> [Required task 1]
From the rows below, write out the lines starting at the one containing "label-part: ( [666, 1137, 671, 1152]" and ending at the one containing "legend-label: Salpeter STELIB, NSSP=4", both included, exactly as they appear.

Taylor, Bruce, Stein, Nan, Burden, Frances, Violence and Victims


In this experiment, 123 sixth and seventh grade classrooms from Cleveland area schools were randomly assigned to one of two five-session curricula addressing gender violence/sexual harassment (GV/SH) or to a no-treatment control. Three-student surveys were administered. Students in the law and justice curricula, compared to the control group, had significantly improved outcomes in awareness of their abusive behaviors, attitudes toward GV/SH and personal space, and knowledge. Students in the interaction curricula experienced lower rates of victimization, increased awareness of abusive behaviors, and improved attitudes toward personal space. Neither curricula affected perpetration or victimization of sexual harassment. While the intervention appeared to reduce peer violence victimization and perpetration, a conflicting finding emerged-the intervention may have increased dating violence perpetration (or at least the reporting of it) but not dating violence victimization.

> [Entries provided]

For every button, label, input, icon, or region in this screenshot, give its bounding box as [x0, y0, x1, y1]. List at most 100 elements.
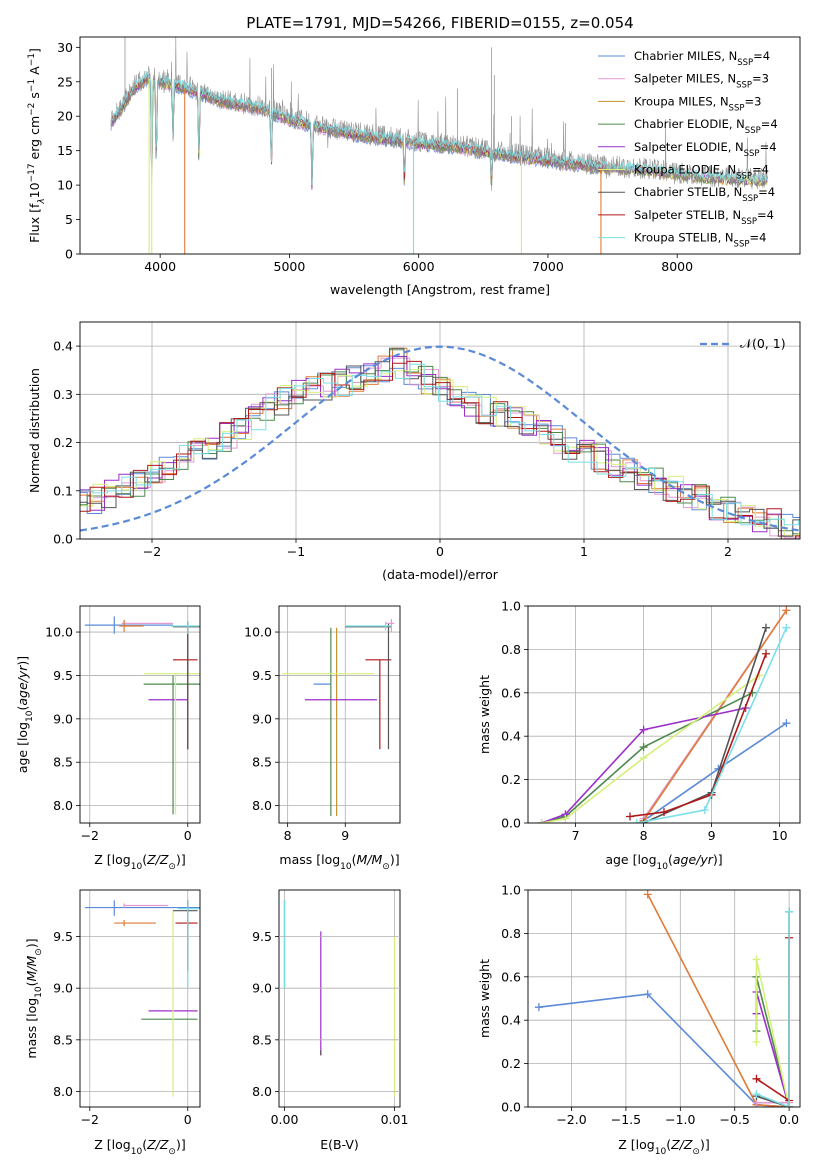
label-part: ( [666, 1137, 671, 1152]
label-part: Z [log [94, 852, 130, 867]
plot-area [534, 890, 794, 1107]
x-axis-label: E(B-V) [320, 1137, 359, 1152]
label-part: )] [176, 852, 186, 867]
legend-label: Kroupa ELODIE, NSSP=4 [634, 163, 769, 182]
legend-label: 𝒩(0, 1) [740, 336, 786, 351]
label-part: s [27, 92, 42, 103]
legend-sub: SSP [741, 217, 757, 227]
y-tick-label: 8.5 [53, 755, 73, 770]
label-part: 10 [27, 182, 42, 198]
label-part: age [log [605, 852, 656, 867]
y-tick-label: 8.0 [53, 798, 73, 813]
axes-frame [79, 36, 801, 255]
legend-label: Salpeter STELIB, NSSP=4 [634, 208, 774, 227]
legend-name: Salpeter ELODIE, N [634, 140, 744, 154]
legend-label: Chabrier MILES, NSSP=4 [634, 49, 770, 68]
y-tick-label: 8.0 [252, 1084, 272, 1099]
series-marker [752, 1037, 761, 1046]
series-marker [660, 808, 668, 817]
label-part: ( [668, 852, 673, 867]
age-vs-mass-panel: 8 9 8.0 8.5 9.0 9.5 10.0 mass [log10(M/M⊙)] [244, 605, 401, 872]
series-marker [626, 812, 634, 821]
label-part: 10 [131, 862, 143, 872]
plot-area [84, 900, 200, 1097]
label-part: Z/Z [670, 1137, 693, 1152]
series-line-chabrier-miles [538, 993, 790, 1107]
label-part: )] [700, 1137, 710, 1152]
series-marker [782, 719, 791, 728]
legend-sub: SSP [734, 240, 750, 250]
y-tick-label: 0.4 [501, 1013, 521, 1028]
label-part: age/yr [15, 665, 30, 706]
label-part: A [27, 66, 42, 79]
label-part: ( [15, 706, 30, 711]
x-axis-label: age [log10(age/yr)] [605, 852, 722, 872]
label-part: mass [log [24, 998, 39, 1059]
x-tick-label: 10 [772, 828, 788, 843]
y-tick-label: 0.1 [53, 483, 73, 498]
y-tick-label: 0.6 [501, 969, 521, 984]
age-vs-metallicity-panel: −2 08.08.59.09.510.0Z [log10(Z/Z⊙)]age [l… [15, 605, 201, 872]
y-axis-label: age [log10(age/yr)] [15, 656, 35, 773]
x-tick-label: −2 [81, 1112, 99, 1127]
spectrum-line-kroupa-stelib [110, 70, 768, 186]
y-axis-label: Normed distribution [27, 368, 42, 493]
y-axis-label: mass [log10(M/M⊙)] [24, 938, 44, 1058]
series-marker [643, 990, 652, 999]
series-line-chabrier-miles [643, 722, 787, 822]
series-marker [639, 725, 648, 734]
x-tick-label: 7000 [532, 259, 564, 274]
histogram-salpeter-miles [80, 357, 800, 539]
y-tick-label: 15 [57, 143, 73, 158]
y-tick-label: 0.2 [501, 1056, 521, 1071]
y-tick-label: 8.5 [252, 1032, 272, 1047]
x-tick-label: 7 [572, 828, 580, 843]
x-tick-label: 0 [184, 1112, 192, 1127]
x-tick-label: 8000 [661, 259, 693, 274]
series-line-salpeter-stelib [629, 653, 767, 818]
label-part: age [log [15, 722, 30, 773]
y-axis-label: mass weight [477, 959, 492, 1038]
legend-name: Salpeter MILES, N [634, 72, 736, 86]
series-marker [762, 623, 770, 632]
x-axis-label: Z [log10(Z/Z⊙)] [94, 852, 185, 872]
label-part: )] [24, 938, 39, 948]
y-tick-label: 8.5 [252, 755, 272, 770]
label-part: 10 [25, 710, 35, 722]
label-part: 10 [655, 1147, 667, 1157]
residuals-panel: −2 −1 0 1 2 0.0 0.1 0.2 0.3 0.4 𝒩(0, 1) (data-model… [27, 321, 801, 582]
x-tick-label: 9 [708, 828, 716, 843]
label-part: Flux [f [27, 203, 42, 243]
series-marker [785, 907, 794, 916]
label-part: ⊙ [692, 1147, 700, 1157]
label-part: M/M [24, 955, 39, 981]
x-axis-label: wavelength [Angstrom, rest frame] [330, 282, 550, 297]
label-part: ( [142, 852, 147, 867]
x-tick-label: 0 [436, 544, 444, 559]
axes-frame [79, 321, 801, 540]
y-tick-label: 0.6 [501, 685, 521, 700]
label-part: )] [713, 852, 723, 867]
y-axis-label: Flux [fλ10−17 erg cm−2 s−1 A−1] [27, 48, 47, 243]
y-tick-label: 10.0 [244, 625, 272, 640]
label-part: ⊙ [382, 862, 390, 872]
legend-name: Chabrier ELODIE, N [634, 117, 745, 131]
label-part: ( [24, 981, 39, 986]
y-tick-label: 0 [65, 247, 73, 262]
label-part: Z [log [94, 1137, 130, 1152]
label-part: )] [390, 852, 400, 867]
legend-suffix: =3 [752, 72, 769, 86]
legend-name: Chabrier MILES, N [634, 49, 737, 63]
legend-label: Kroupa MILES, NSSP=3 [634, 94, 761, 113]
label-part: Z/Z [146, 1137, 169, 1152]
y-tick-label: 9.5 [53, 929, 73, 944]
label-part: Z/Z [146, 852, 169, 867]
x-tick-label: −1.0 [665, 1112, 695, 1127]
x-tick-label: 8 [640, 828, 648, 843]
x-tick-label: −2.0 [556, 1112, 586, 1127]
y-tick-label: 0.4 [53, 339, 73, 354]
y-tick-label: 0.2 [53, 435, 73, 450]
series-marker [782, 606, 791, 615]
x-tick-label: 8 [284, 828, 292, 843]
x-tick-label: 1 [580, 544, 588, 559]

> [Required task 2]
Continue the passage on the Cleveland classroom study of gender violence and sexual harassment curricula from where it stops.

> [Final result 1]
label-part: ( [666, 1137, 671, 1152]
label-part: Z [log [94, 852, 130, 867]
plot-area [534, 890, 794, 1107]
x-axis-label: E(B-V) [320, 1137, 359, 1152]
label-part: )] [176, 852, 186, 867]
legend-label: Kroupa ELODIE, NSSP=4 [634, 163, 769, 182]
legend-label: 𝒩(0, 1) [740, 336, 786, 351]
label-part: s [27, 92, 42, 103]
legend-sub: SSP [741, 217, 757, 227]
y-tick-label: 8.5 [53, 755, 73, 770]
label-part: 10 [27, 182, 42, 198]
label-part: age [log [605, 852, 656, 867]
y-tick-label: 8.0 [53, 798, 73, 813]
axes-frame [79, 36, 801, 255]
legend-label: Salpeter STELIB, NSSP=4 [634, 208, 774, 227]

> [Final result 2]
Keywords : teen dating violence; middle schools; prevention curricula; randomized experiment

Gender violence (including interpersonal or dating violence) and sexual harassment are serious problems in K-12 schools. The terms "gender violence" and "sexual harassment" (GV/SH) are broadly defined under both national and international laws, and also invoke social movements associated with efforts to end violence against women. The movement against GV/SH in the United States originally centered on rape and domestic violence but now covers a wider range of violations, including sexual abuse in prisons, sexual harassment in the workplace, and attacks based on perceived or actual sexual orientation. Gender violence is defined as any interpersonal, organizational, or politically oriented violation perpetrated against people due to their gender identity, sexual orientation, or location in the hierarchy of male-dominated social systems (O'Toole, Schiffman, & Edwards, 2007).

In the context of education, the term "sexual harassment" comes from US Federal Law Title IX (1972) that requires compliance from all educational institutions that receive federal financial assistance. Sexual harassment is defined as all unwanted/unwelcomed behaviors of a sexual nature that interfere with one's right to receive an equal educational opportunity and that meets the threshold of "severe, pervasive, or repeated" behaviors (Davis, 1999; Department of Education, 2001).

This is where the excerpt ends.